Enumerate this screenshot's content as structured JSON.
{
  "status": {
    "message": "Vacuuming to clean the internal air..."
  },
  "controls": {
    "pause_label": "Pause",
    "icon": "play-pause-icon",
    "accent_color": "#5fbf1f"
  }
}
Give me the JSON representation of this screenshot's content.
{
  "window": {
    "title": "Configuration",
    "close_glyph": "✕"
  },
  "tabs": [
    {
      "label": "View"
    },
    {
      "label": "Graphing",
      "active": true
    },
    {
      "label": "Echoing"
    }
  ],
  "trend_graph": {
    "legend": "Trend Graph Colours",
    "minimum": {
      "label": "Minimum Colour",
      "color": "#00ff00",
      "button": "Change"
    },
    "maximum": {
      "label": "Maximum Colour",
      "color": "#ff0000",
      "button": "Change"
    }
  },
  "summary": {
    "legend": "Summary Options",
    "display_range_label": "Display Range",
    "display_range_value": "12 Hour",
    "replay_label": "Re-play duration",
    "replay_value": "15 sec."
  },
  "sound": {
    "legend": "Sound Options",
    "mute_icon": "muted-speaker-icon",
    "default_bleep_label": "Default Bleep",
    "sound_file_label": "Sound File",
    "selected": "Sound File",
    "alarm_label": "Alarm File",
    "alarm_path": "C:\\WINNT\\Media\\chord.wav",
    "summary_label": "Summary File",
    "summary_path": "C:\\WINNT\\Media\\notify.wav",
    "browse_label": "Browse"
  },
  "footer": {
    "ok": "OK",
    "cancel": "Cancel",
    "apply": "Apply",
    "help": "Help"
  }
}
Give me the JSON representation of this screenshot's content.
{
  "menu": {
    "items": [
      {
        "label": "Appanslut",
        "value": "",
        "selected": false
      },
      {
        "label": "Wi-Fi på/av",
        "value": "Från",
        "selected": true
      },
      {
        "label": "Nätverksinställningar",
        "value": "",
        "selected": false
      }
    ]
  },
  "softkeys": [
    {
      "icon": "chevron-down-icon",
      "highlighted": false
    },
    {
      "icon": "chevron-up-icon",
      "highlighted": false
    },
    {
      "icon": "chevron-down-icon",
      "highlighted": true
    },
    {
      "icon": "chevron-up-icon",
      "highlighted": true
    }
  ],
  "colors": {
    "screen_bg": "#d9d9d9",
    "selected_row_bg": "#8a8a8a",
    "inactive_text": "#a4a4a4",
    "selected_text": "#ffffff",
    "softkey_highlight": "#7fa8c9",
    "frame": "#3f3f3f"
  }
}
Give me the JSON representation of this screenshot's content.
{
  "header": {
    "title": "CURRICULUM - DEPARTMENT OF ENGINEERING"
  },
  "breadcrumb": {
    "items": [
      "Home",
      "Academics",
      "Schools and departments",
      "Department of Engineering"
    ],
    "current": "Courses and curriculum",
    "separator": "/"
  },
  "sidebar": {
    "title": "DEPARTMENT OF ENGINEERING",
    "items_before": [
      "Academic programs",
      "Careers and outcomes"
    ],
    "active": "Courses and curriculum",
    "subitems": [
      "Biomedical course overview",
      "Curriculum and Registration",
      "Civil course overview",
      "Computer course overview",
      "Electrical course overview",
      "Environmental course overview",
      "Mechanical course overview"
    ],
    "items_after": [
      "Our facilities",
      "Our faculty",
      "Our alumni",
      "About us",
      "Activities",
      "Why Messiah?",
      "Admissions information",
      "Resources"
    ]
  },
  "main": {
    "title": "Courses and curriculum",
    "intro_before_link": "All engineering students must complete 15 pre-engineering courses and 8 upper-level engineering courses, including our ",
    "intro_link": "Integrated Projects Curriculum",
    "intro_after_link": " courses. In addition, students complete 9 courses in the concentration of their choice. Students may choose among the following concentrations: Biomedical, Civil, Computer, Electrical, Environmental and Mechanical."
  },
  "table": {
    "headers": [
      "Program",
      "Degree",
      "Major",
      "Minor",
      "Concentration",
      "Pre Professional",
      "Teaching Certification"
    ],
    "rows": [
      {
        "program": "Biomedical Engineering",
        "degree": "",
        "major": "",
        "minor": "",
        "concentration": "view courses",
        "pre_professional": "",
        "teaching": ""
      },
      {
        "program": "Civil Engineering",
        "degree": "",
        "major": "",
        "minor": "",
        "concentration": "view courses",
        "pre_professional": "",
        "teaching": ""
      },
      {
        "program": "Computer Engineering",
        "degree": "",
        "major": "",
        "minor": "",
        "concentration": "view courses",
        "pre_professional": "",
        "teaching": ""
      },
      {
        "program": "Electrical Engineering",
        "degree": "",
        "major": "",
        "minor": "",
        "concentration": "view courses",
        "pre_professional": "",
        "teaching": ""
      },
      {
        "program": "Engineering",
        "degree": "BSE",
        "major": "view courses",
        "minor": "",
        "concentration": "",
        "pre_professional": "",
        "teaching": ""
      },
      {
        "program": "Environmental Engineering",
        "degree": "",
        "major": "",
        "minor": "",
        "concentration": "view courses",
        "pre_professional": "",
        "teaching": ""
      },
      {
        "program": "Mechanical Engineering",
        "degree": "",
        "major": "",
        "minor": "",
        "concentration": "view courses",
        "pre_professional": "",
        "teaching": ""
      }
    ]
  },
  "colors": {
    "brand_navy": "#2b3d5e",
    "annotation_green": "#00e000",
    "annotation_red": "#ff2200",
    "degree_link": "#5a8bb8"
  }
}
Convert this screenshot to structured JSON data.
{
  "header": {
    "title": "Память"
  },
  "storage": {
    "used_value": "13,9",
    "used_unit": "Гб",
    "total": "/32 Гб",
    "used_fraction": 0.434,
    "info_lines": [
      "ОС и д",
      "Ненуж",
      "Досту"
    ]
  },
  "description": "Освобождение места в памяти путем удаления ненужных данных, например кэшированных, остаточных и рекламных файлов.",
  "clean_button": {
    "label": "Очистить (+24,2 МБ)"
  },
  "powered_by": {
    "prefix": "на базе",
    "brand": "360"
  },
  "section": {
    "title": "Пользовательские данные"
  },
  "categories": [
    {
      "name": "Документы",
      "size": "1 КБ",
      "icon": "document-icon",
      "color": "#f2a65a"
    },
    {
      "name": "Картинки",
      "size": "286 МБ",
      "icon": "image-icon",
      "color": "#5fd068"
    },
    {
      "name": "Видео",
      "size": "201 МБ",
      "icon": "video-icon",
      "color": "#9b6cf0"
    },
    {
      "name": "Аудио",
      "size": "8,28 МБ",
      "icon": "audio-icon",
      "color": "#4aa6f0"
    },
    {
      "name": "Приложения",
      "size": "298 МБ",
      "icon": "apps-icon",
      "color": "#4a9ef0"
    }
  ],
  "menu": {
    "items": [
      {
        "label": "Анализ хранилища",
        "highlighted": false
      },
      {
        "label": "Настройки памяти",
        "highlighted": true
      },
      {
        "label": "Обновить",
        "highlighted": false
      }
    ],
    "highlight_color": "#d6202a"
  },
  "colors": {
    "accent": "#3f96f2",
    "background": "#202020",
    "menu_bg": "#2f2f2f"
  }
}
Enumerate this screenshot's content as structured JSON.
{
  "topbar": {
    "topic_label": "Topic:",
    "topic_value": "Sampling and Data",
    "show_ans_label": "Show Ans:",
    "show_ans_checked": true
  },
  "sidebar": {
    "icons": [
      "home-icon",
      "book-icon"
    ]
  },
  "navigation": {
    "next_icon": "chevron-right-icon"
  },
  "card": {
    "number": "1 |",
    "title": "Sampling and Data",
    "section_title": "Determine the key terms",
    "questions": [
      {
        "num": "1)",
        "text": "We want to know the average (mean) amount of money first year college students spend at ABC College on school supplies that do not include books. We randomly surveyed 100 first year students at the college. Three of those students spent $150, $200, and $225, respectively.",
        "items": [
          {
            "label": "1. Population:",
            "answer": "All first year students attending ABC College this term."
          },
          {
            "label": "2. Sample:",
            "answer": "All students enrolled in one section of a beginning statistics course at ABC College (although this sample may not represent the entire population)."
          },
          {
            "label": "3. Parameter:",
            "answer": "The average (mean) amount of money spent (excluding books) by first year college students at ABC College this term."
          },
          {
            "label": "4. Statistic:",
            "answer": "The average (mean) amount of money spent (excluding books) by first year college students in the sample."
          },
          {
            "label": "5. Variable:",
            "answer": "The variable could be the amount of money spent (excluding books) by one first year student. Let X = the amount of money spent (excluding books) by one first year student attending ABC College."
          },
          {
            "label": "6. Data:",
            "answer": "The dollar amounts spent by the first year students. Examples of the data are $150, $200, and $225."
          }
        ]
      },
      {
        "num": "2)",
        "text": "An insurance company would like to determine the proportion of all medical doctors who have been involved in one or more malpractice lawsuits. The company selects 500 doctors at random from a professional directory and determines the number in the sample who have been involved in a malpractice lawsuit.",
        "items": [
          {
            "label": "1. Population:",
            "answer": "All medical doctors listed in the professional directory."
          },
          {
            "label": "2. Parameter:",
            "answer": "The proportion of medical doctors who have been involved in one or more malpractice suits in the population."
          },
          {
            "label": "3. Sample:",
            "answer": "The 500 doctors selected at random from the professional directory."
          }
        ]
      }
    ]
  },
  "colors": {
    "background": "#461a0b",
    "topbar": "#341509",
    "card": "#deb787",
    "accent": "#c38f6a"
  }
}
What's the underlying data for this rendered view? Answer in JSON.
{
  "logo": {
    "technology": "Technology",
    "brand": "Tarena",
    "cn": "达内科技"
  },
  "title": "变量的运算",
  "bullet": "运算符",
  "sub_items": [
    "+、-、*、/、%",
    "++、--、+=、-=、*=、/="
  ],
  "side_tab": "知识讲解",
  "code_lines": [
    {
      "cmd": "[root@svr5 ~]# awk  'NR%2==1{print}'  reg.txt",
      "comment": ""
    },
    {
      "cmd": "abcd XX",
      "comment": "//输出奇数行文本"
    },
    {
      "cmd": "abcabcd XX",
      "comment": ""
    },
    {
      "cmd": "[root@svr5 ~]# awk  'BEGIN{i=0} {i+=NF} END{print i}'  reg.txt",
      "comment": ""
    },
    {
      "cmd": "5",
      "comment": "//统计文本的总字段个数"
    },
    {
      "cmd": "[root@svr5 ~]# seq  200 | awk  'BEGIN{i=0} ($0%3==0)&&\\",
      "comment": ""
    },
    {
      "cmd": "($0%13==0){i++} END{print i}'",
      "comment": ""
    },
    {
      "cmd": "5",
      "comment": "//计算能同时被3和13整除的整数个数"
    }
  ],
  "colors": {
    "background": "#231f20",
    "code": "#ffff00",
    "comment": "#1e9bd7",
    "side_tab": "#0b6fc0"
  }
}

:::::

Take the line that contains "What's the underlying" and every line after it through the end of the listing above, and repeat them exactly.

What's the underlying data for this rendered view? Answer in JSON.
{
  "logo": {
    "technology": "Technology",
    "brand": "Tarena",
    "cn": "达内科技"
  },
  "title": "变量的运算",
  "bullet": "运算符",
  "sub_items": [
    "+、-、*、/、%",
    "++、--、+=、-=、*=、/="
  ],
  "side_tab": "知识讲解",
  "code_lines": [
    {
      "cmd": "[root@svr5 ~]# awk  'NR%2==1{print}'  reg.txt",
      "comment": ""
    },
    {
      "cmd": "abcd XX",
      "comment": "//输出奇数行文本"
    },
    {
      "cmd": "abcabcd XX",
      "comment": ""
    },
    {
      "cmd": "[root@svr5 ~]# awk  'BEGIN{i=0} {i+=NF} END{print i}'  reg.txt",
      "comment": ""
    },
    {
      "cmd": "5",
      "comment": "//统计文本的总字段个数"
    },
    {
      "cmd": "[root@svr5 ~]# seq  200 | awk  'BEGIN{i=0} ($0%3==0)&&\\",
      "comment": ""
    },
    {
      "cmd": "($0%13==0){i++} END{print i}'",
      "comment": ""
    },
    {
      "cmd": "5",
      "comment": "//计算能同时被3和13整除的整数个数"
    }
  ],
  "colors": {
    "background": "#231f20",
    "code": "#ffff00",
    "comment": "#1e9bd7",
    "side_tab": "#0b6fc0"
  }
}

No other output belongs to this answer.